=== WORK REQUIRED ===
Locate all lines in the data below that hold "minimize" and show them.

=== DATASET ROWS ===
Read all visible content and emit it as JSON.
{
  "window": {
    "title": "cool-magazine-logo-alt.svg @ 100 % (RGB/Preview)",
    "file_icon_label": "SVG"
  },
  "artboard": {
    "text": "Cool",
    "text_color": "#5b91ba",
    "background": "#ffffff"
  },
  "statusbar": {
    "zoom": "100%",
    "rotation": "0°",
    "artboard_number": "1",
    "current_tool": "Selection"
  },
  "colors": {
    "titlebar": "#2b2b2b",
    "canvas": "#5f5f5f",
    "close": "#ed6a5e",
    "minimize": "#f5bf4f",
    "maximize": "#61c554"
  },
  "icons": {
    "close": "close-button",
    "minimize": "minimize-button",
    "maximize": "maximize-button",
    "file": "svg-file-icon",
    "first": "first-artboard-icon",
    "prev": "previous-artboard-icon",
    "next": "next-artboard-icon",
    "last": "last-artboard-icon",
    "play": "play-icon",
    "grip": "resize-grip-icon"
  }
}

---

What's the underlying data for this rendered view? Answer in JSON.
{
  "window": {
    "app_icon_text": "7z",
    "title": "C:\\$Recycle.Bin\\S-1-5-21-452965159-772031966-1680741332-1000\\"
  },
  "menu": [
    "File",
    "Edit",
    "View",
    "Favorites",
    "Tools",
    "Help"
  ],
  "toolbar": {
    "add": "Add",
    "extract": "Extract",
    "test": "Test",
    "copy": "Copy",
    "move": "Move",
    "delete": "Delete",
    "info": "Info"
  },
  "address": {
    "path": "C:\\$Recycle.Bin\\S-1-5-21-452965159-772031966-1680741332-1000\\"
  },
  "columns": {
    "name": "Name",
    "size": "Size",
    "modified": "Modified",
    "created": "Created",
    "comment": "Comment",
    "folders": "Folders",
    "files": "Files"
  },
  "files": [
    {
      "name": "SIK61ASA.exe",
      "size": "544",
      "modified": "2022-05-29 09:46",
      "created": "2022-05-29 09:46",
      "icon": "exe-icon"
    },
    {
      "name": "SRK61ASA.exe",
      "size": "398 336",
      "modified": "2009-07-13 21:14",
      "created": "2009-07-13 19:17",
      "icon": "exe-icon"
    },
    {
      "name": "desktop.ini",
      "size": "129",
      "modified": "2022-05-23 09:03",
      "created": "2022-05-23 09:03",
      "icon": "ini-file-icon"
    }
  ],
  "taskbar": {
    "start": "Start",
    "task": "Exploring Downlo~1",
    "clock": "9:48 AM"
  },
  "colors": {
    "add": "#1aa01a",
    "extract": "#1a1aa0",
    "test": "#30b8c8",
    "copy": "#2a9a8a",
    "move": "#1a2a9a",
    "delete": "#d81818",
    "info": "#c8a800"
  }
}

=== EXERCISE RESPONSE ===
    "minimize": "#f5bf4f",
    "minimize": "minimize-button",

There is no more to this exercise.